***** Recorded information

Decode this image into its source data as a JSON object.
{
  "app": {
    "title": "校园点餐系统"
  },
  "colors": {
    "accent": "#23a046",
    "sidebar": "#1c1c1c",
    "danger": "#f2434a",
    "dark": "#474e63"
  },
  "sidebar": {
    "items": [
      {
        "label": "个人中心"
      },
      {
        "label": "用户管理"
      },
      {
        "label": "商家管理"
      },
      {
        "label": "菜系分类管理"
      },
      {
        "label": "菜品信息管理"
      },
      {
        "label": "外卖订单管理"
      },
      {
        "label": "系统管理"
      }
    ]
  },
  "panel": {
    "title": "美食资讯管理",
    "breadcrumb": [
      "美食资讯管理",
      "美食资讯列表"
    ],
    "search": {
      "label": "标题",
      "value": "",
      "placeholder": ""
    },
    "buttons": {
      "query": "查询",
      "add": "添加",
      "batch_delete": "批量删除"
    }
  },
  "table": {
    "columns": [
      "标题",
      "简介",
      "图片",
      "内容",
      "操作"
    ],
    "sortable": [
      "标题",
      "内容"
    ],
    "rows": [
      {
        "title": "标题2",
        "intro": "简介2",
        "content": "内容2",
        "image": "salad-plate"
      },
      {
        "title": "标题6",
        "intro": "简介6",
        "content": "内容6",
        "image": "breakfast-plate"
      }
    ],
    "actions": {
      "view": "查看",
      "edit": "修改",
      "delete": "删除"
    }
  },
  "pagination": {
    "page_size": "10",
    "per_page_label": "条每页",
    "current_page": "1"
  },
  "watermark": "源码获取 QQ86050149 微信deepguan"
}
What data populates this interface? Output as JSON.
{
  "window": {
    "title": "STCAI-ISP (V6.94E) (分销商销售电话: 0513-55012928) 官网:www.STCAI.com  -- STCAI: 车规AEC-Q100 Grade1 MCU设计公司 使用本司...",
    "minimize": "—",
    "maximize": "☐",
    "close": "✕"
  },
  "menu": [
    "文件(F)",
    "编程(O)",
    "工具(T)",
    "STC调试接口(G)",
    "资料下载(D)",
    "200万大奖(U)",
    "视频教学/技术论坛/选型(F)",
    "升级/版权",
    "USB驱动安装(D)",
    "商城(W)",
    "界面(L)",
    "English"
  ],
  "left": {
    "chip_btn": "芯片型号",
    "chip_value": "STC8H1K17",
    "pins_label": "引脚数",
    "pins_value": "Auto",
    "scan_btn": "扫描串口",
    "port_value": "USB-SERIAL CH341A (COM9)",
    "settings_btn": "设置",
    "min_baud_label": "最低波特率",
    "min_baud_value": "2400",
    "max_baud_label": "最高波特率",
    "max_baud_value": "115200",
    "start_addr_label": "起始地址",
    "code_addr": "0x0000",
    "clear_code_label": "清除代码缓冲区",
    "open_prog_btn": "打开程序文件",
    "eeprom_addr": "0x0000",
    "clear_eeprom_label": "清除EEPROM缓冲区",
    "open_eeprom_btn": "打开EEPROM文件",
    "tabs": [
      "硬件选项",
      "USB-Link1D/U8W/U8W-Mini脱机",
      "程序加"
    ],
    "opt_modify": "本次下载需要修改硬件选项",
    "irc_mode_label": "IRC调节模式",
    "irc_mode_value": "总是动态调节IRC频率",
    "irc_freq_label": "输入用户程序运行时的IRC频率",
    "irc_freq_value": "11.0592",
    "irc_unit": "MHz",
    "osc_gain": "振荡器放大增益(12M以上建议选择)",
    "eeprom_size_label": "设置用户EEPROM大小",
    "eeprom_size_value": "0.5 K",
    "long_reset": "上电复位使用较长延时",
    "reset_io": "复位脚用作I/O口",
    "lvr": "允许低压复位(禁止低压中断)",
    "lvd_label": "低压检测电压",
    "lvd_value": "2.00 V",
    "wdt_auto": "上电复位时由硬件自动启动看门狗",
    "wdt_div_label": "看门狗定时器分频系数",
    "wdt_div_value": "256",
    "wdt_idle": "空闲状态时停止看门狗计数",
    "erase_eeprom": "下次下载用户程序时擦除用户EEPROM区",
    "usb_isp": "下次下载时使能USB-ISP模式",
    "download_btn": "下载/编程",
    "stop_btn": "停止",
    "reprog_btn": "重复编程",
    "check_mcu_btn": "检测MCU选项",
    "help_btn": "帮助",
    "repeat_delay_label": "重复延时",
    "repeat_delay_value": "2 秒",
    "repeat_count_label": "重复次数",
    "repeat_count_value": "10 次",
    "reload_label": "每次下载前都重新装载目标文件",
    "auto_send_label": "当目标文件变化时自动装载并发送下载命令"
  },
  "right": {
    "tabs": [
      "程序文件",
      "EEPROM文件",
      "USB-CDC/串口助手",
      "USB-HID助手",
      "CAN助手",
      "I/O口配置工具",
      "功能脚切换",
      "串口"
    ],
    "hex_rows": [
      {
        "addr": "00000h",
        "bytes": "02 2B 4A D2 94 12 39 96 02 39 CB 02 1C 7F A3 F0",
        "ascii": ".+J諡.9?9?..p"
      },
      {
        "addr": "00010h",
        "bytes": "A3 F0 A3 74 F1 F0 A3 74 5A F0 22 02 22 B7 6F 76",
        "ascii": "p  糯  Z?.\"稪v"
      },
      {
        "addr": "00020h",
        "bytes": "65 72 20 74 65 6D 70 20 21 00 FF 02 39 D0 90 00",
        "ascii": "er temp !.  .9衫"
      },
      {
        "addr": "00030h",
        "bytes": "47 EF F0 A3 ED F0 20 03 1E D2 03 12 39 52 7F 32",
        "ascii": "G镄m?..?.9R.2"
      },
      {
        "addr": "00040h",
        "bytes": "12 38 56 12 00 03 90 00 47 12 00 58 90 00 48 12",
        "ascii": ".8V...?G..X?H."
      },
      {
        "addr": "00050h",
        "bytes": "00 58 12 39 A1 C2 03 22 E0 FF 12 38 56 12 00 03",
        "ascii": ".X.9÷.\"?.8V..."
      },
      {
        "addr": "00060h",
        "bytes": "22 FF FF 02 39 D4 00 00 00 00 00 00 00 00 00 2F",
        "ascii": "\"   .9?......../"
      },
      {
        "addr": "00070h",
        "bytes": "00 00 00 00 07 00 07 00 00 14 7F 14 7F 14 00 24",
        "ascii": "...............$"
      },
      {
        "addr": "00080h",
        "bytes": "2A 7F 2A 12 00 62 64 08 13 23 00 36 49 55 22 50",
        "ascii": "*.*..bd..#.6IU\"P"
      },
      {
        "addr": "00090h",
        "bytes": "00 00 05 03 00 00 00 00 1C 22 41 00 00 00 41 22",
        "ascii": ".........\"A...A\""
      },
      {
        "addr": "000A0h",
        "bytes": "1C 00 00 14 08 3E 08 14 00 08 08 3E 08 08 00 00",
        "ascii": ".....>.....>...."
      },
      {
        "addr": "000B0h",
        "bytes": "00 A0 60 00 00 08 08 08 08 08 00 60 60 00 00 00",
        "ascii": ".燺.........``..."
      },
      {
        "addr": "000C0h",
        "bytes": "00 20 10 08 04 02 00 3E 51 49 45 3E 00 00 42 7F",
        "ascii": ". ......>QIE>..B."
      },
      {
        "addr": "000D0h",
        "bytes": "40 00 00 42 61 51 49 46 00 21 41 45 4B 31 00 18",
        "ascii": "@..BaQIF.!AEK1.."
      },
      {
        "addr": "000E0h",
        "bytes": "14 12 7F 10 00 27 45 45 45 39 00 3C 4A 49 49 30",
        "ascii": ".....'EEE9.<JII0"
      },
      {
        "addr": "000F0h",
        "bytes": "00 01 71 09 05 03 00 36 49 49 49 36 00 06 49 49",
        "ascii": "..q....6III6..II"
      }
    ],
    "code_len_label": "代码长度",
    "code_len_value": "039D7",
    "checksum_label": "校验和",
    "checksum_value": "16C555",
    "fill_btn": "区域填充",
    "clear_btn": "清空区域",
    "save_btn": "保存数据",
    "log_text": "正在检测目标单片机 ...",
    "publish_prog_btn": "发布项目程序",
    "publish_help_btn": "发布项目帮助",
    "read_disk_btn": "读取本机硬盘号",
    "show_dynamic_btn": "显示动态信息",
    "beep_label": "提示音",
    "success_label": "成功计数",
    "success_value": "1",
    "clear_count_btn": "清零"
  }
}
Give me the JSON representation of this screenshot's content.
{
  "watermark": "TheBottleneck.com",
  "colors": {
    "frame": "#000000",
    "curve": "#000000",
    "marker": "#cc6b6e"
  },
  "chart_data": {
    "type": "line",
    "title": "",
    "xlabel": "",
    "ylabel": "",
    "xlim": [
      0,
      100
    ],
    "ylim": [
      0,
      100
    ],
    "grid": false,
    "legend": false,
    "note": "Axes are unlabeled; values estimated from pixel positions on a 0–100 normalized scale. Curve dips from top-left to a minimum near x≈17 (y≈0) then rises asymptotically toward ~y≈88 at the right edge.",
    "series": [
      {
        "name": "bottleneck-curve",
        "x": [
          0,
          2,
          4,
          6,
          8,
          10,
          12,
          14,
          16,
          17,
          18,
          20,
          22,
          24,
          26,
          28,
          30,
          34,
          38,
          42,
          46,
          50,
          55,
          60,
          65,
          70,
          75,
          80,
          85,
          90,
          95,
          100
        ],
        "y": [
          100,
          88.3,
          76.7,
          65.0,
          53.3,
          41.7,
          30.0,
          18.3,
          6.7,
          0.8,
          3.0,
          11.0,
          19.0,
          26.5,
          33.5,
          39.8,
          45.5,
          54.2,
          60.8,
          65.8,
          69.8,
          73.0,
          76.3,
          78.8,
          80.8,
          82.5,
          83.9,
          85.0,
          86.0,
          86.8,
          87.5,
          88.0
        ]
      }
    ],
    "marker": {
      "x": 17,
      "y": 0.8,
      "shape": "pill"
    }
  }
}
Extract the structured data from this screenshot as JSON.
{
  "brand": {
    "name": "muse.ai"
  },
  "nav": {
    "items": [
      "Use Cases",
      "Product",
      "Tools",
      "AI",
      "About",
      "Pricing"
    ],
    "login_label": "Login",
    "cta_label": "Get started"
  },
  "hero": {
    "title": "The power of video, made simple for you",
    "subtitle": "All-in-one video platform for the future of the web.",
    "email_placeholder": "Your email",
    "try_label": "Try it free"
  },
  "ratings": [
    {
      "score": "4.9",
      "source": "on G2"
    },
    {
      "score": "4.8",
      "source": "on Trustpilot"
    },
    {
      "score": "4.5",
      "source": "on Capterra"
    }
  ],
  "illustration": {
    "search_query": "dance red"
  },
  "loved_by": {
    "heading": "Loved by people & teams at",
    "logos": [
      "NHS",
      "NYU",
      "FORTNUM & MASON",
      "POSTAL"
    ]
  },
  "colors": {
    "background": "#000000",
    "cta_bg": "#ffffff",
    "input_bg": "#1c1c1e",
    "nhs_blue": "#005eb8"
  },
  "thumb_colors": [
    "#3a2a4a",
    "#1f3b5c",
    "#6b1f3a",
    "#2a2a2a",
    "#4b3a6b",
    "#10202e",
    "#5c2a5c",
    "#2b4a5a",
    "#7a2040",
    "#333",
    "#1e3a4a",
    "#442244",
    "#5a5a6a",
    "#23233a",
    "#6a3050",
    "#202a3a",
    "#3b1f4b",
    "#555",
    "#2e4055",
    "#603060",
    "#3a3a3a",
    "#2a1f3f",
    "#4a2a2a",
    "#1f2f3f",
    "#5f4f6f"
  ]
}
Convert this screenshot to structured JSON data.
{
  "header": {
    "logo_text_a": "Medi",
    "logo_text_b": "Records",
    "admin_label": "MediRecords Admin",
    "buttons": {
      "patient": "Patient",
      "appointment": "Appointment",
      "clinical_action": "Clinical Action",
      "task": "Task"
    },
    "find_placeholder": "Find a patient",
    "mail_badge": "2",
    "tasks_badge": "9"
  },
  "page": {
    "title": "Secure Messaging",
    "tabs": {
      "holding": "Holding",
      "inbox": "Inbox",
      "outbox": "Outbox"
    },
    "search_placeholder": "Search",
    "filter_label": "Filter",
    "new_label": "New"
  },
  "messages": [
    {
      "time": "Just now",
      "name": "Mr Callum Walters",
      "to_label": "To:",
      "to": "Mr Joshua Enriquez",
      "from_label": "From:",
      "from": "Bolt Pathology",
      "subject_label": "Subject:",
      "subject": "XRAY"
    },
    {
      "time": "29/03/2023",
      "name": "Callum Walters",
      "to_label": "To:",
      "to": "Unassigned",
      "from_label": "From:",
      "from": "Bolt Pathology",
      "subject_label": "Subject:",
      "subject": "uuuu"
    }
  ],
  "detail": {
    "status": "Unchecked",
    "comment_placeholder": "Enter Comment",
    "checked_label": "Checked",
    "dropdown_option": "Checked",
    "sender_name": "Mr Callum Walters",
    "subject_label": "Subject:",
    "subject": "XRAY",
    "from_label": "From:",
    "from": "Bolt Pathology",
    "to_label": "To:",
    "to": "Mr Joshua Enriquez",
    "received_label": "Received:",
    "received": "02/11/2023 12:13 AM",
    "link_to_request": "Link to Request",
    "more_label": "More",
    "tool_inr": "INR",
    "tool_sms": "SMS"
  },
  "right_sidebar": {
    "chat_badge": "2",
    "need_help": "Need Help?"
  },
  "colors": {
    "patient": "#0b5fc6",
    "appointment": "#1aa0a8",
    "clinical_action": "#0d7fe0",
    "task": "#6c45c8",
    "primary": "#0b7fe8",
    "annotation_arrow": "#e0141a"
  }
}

**********

■ What you need to do:
Collect every line above that contains the word "image".

■ Exercise answer:
Decode this image into its source data as a JSON object.
        "image": "salad-plate"
        "image": "breakfast-plate"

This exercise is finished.